What is needed:
Copy every line of the data that includes the string "under".
# START OF Data to use
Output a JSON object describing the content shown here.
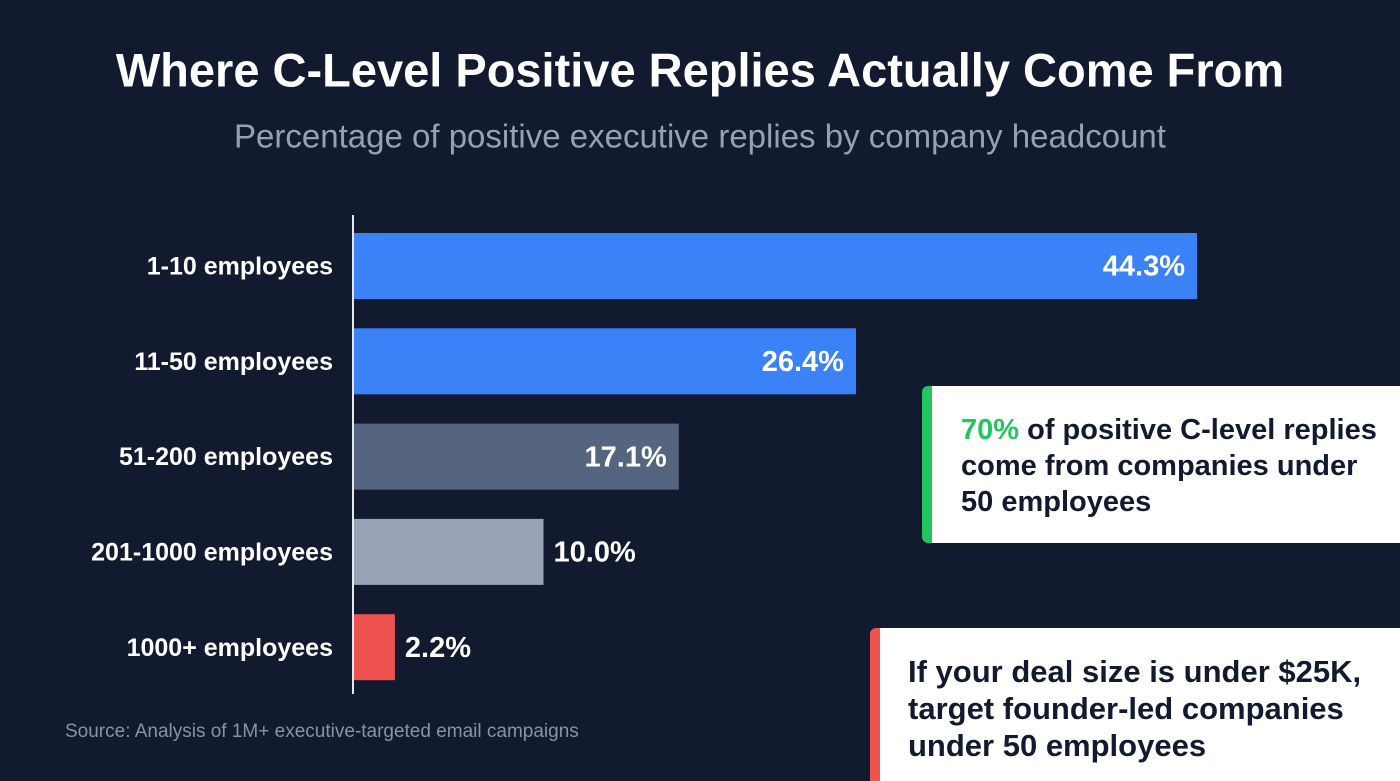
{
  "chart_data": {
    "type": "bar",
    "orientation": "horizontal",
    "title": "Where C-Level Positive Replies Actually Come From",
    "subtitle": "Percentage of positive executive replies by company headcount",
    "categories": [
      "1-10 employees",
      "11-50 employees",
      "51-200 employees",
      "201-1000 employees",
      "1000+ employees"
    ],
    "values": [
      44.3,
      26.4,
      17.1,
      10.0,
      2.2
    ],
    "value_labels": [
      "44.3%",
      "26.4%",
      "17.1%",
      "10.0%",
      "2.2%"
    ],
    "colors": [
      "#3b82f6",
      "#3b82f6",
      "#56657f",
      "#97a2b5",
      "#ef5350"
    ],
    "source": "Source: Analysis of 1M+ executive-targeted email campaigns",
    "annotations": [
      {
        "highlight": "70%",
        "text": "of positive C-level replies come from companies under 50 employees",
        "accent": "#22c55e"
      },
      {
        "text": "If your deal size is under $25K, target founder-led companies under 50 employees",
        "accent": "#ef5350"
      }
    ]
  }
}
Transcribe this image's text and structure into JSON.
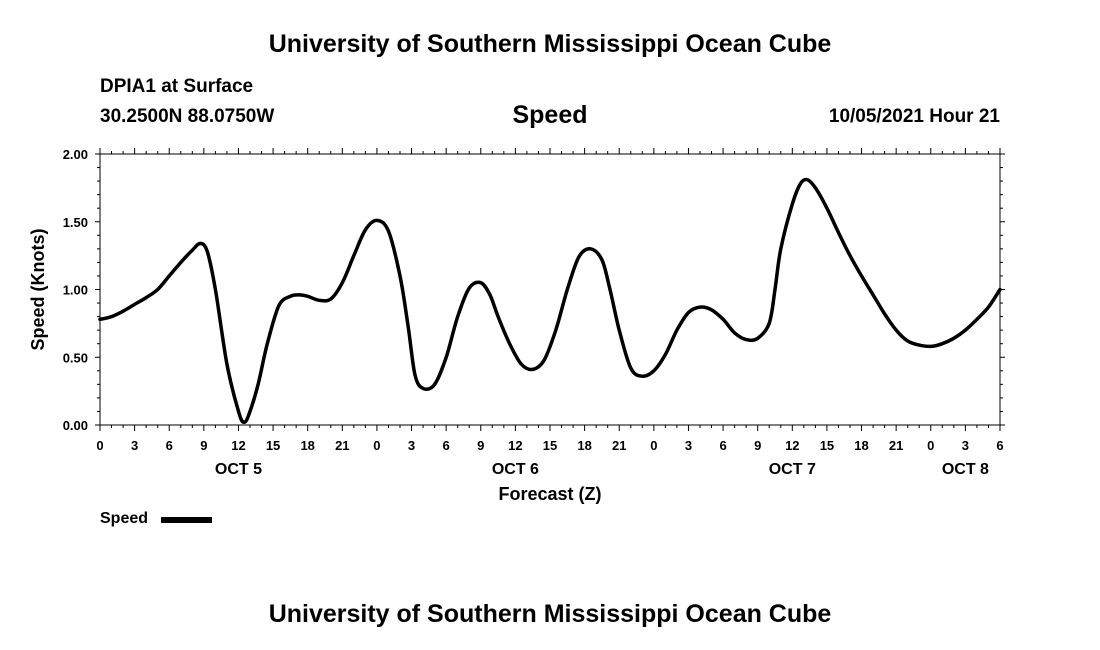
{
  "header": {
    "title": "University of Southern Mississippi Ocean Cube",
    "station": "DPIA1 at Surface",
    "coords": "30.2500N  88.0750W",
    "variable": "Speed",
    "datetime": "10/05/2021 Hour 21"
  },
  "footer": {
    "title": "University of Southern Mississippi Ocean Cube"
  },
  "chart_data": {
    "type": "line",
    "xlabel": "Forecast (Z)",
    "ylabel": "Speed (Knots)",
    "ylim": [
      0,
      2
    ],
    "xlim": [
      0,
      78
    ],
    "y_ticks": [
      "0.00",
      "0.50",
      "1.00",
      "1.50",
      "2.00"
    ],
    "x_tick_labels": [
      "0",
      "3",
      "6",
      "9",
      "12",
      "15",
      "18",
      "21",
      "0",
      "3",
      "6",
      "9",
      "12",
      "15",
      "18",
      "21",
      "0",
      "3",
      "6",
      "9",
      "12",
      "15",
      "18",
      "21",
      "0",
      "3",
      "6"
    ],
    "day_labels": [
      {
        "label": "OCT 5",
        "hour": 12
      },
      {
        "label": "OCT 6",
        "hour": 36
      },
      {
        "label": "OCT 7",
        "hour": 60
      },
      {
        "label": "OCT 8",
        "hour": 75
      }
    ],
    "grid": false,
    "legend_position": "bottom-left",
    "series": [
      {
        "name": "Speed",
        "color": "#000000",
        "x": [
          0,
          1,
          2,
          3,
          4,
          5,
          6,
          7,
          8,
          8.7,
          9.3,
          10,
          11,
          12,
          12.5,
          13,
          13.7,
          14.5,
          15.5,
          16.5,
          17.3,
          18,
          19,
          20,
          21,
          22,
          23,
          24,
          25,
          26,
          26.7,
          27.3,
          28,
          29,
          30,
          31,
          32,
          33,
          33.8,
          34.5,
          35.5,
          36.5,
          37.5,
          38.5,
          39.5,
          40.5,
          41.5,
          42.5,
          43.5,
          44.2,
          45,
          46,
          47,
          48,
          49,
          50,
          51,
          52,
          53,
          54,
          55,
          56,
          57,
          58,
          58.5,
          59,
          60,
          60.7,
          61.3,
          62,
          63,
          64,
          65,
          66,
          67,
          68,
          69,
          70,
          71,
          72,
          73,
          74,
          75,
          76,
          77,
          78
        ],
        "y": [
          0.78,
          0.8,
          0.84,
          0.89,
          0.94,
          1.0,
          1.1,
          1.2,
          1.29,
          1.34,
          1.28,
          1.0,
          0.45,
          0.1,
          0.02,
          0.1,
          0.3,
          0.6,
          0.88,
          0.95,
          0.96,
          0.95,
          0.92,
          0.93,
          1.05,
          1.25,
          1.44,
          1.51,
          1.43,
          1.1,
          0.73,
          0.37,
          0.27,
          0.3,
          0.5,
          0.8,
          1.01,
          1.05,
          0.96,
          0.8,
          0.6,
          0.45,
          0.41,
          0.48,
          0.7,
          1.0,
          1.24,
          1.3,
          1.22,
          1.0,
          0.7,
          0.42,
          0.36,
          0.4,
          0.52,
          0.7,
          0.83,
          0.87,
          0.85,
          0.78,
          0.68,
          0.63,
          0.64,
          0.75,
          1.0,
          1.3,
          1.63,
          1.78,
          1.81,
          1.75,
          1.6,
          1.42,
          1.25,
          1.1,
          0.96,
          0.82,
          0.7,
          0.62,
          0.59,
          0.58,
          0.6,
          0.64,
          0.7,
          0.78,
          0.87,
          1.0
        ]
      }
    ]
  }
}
# END OF Data to use
# START OF Data to use
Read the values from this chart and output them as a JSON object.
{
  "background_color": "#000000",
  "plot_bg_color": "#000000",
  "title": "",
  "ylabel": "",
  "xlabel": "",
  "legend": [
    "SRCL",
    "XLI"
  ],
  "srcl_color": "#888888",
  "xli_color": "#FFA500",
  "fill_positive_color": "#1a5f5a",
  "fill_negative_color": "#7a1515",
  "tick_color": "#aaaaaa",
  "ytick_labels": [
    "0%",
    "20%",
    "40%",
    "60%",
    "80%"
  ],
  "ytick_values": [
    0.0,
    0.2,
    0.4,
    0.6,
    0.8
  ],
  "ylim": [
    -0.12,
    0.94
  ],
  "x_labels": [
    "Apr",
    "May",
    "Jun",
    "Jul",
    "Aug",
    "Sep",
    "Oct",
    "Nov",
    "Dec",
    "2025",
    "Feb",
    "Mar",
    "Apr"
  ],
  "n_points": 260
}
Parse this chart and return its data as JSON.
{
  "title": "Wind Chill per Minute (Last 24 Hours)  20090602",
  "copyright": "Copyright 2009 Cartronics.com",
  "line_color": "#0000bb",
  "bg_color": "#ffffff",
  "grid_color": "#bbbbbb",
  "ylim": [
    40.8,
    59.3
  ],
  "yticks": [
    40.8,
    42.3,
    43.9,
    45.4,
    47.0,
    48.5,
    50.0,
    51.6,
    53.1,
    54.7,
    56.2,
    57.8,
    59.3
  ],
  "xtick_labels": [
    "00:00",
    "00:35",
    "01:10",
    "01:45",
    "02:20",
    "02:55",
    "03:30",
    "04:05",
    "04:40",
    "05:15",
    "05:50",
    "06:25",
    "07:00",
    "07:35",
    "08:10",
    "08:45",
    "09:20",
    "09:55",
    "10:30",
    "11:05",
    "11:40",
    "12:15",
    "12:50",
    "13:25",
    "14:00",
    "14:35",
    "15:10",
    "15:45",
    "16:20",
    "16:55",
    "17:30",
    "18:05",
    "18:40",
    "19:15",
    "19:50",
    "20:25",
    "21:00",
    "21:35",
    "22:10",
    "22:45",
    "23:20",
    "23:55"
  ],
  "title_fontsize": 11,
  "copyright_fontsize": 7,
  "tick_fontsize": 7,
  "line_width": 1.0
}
# END OF Data to use
Response to the exercise:
        "text": "of positive C-level replies come from companies under 50 employees",
        "text": "If your deal size is under $25K, target founder-led companies under 50 employees",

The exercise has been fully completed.